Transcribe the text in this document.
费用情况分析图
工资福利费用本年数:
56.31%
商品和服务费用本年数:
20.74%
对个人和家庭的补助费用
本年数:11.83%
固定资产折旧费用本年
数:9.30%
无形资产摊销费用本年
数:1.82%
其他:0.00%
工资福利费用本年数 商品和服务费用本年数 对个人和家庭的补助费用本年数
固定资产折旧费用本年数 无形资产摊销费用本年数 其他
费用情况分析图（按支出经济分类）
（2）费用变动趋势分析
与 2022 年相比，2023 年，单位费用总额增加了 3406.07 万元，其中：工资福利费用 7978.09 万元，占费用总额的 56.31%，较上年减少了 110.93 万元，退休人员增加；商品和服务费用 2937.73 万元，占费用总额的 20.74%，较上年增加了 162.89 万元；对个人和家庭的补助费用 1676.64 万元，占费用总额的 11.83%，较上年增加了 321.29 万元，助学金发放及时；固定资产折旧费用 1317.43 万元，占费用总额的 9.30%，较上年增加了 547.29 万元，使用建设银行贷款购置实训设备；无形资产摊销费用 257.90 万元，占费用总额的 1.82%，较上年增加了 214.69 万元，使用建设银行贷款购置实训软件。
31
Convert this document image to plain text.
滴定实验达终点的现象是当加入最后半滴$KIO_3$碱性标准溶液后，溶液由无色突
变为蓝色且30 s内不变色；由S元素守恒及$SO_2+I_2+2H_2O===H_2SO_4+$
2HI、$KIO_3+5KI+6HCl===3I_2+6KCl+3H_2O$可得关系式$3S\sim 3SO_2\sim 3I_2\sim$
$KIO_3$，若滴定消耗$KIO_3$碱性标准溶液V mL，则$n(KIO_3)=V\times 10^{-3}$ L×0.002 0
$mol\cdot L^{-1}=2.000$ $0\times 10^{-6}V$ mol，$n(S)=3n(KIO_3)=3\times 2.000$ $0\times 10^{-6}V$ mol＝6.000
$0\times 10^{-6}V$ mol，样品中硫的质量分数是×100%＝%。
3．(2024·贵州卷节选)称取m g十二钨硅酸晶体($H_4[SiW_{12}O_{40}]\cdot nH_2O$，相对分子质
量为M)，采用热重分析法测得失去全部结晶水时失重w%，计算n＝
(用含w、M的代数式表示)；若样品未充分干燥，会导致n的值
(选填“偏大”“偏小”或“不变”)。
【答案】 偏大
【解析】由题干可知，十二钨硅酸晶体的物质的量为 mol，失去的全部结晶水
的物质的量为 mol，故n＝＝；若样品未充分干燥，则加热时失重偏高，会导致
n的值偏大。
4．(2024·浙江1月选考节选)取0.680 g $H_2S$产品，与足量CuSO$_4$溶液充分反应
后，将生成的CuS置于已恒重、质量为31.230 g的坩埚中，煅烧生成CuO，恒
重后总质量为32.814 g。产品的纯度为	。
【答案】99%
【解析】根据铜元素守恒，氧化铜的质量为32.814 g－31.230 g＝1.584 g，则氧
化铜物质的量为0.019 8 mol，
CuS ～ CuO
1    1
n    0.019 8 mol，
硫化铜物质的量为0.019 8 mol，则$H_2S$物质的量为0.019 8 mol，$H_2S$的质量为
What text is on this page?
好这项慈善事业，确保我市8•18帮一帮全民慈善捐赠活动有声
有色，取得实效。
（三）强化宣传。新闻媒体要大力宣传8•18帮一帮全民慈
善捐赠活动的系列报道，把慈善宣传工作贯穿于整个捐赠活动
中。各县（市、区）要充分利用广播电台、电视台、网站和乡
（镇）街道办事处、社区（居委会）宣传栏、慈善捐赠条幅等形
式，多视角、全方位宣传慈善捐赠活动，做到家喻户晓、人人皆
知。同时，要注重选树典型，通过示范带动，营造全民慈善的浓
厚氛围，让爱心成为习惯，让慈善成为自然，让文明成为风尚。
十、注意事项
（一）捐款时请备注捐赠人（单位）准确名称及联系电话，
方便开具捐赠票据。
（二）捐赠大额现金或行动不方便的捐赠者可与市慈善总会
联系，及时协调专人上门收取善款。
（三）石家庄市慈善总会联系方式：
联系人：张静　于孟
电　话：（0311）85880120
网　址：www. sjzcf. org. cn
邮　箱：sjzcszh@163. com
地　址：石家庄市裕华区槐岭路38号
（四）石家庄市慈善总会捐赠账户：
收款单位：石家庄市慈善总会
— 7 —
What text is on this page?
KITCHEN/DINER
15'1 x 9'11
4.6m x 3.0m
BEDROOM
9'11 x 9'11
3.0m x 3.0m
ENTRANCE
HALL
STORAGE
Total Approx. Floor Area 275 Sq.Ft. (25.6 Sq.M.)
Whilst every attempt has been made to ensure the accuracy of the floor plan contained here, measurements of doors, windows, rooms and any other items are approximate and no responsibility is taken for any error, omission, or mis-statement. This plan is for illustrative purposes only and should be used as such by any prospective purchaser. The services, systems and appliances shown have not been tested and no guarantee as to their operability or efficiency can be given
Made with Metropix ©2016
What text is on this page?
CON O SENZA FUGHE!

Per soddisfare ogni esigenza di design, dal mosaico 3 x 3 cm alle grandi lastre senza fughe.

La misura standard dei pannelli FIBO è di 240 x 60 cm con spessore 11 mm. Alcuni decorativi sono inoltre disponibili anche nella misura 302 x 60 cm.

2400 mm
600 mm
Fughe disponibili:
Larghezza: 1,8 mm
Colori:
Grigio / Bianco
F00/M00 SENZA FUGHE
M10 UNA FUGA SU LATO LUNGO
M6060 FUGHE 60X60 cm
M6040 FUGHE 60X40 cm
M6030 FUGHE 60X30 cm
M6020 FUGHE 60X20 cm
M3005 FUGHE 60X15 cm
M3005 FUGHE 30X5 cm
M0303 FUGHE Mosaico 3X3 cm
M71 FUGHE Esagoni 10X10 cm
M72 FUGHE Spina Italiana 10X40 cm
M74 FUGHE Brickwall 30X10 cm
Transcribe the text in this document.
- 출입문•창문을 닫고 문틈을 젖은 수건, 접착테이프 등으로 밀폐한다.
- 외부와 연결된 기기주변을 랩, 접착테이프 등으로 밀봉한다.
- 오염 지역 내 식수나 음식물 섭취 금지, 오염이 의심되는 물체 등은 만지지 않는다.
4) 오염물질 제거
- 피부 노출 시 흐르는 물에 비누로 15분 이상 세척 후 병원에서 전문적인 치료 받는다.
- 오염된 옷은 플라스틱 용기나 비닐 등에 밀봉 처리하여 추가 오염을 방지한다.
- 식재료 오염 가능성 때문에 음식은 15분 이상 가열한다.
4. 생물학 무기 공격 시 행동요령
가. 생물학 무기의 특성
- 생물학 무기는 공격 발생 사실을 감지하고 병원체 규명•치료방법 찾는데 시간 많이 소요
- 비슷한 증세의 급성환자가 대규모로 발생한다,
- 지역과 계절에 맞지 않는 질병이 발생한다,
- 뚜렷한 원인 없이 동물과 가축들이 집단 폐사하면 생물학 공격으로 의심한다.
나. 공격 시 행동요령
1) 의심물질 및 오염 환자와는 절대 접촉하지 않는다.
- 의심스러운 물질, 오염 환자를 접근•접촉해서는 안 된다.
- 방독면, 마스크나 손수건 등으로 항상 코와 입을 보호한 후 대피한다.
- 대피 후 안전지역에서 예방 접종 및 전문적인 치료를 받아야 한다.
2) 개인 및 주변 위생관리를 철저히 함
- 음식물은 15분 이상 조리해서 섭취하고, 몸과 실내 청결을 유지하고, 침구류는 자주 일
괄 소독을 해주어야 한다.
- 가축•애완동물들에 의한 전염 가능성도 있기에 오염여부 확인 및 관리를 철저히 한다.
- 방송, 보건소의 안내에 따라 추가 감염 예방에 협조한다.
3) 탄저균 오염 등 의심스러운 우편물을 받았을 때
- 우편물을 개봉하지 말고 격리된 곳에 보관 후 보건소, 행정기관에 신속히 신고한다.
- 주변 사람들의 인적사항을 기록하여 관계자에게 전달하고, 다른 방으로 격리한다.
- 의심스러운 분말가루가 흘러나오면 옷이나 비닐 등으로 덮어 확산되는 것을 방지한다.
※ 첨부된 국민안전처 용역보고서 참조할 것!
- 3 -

[EXERCISE TASK]
Every line that holds the string "접착테이프" should be returned.

[RESPONSE]
- 출입문•창문을 닫고 문틈을 젖은 수건, 접착테이프 등으로 밀폐한다.
- 외부와 연결된 기기주변을 랩, 접착테이프 등으로 밀봉한다.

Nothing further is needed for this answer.